### The task
Transcribe the lines below verbatim, skipping the images.

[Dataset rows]
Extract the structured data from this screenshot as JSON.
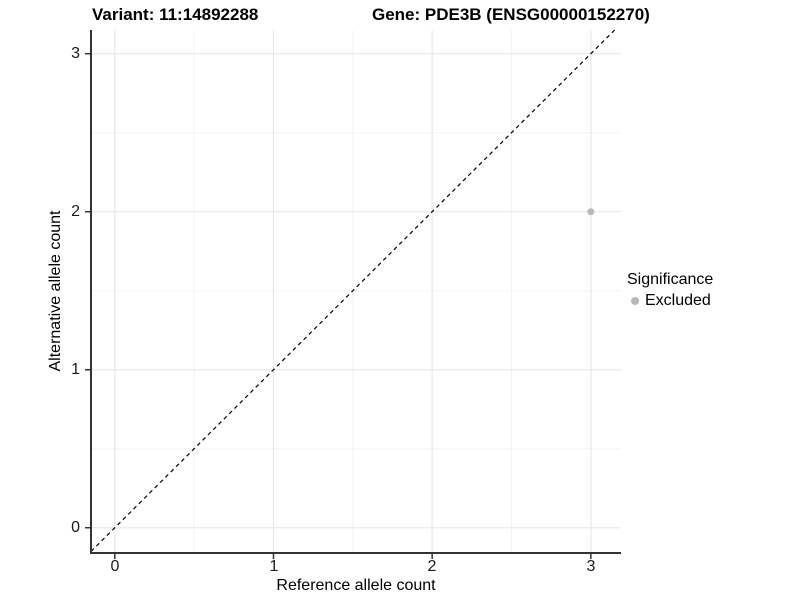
{
  "chart_data": {
    "type": "scatter",
    "titles": {
      "left": "Variant: 11:14892288",
      "right": "Gene: PDE3B (ENSG00000152270)"
    },
    "xlabel": "Reference allele count",
    "ylabel": "Alternative allele count",
    "xlim": [
      -0.15,
      3.19
    ],
    "ylim": [
      -0.16,
      3.15
    ],
    "x_ticks": [
      0,
      1,
      2,
      3
    ],
    "y_ticks": [
      0,
      1,
      2,
      3
    ],
    "x_tick_labels": [
      "0",
      "1",
      "2",
      "3"
    ],
    "y_tick_labels": [
      "0",
      "1",
      "2",
      "3"
    ],
    "x_minor_ticks": [
      0.5,
      1.5,
      2.5
    ],
    "y_minor_ticks": [
      0.5,
      1.5,
      2.5
    ],
    "grid": true,
    "reference_line": {
      "type": "abline",
      "slope": 1,
      "intercept": 0,
      "style": "dashed",
      "color": "#000000"
    },
    "series": [
      {
        "name": "Excluded",
        "color": "#b8b8b8",
        "points": [
          {
            "x": 3,
            "y": 2
          }
        ]
      }
    ],
    "legend": {
      "title": "Significance",
      "position": "right",
      "entries": [
        {
          "label": "Excluded",
          "color": "#b8b8b8"
        }
      ]
    },
    "colors": {
      "background": "#ffffff",
      "major_grid": "#e8e8e8",
      "minor_grid": "#f3f3f3",
      "axis_line": "#333333",
      "point": "#b8b8b8"
    }
  }
}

### Output below
Extract the structured data from this screenshot as JSON.
{
  "chart_data": {
    "type": "scatter",
    "titles": {
      "left": "Variant: 11:14892288",
      "right": "Gene: PDE3B (ENSG00000152270)"
    },
    "xlabel": "Reference allele count",
    "ylabel": "Alternative allele count",
    "xlim": [
      -0.15,
      3.19
    ],
    "ylim": [
      -0.16,
      3.15
    ],
    "x_ticks": [
      0,
      1,
      2,
      3
    ],
    "y_ticks": [
      0,
      1,
      2,
      3
    ],
    "x_tick_labels": [
      "0",
      "1",
      "2",
      "3"
    ],
    "y_tick_labels": [
      "0",
      "1",
      "2",
      "3"
    ],
    "x_minor_ticks": [
      0.5,
      1.5,
      2.5
    ],
    "y_minor_ticks": [
      0.5,
      1.5,
      2.5
    ],
    "grid": true,
    "reference_line": {
      "type": "abline",
      "slope": 1,
      "intercept": 0,
      "style": "dashed",
      "color": "#000000"
    },
    "series": [
      {
        "name": "Excluded",
        "color": "#b8b8b8",
        "points": [
          {
            "x": 3,
            "y": 2
          }
        ]
      }
    ],
    "legend": {
      "title": "Significance",
      "position": "right",
      "entries": [
        {
          "label": "Excluded",
          "color": "#b8b8b8"
        }
      ]
    },
    "colors": {
      "background": "#ffffff",
      "major_grid": "#e8e8e8",
      "minor_grid": "#f3f3f3",
      "axis_line": "#333333",
      "point": "#b8b8b8"
    }
  }
}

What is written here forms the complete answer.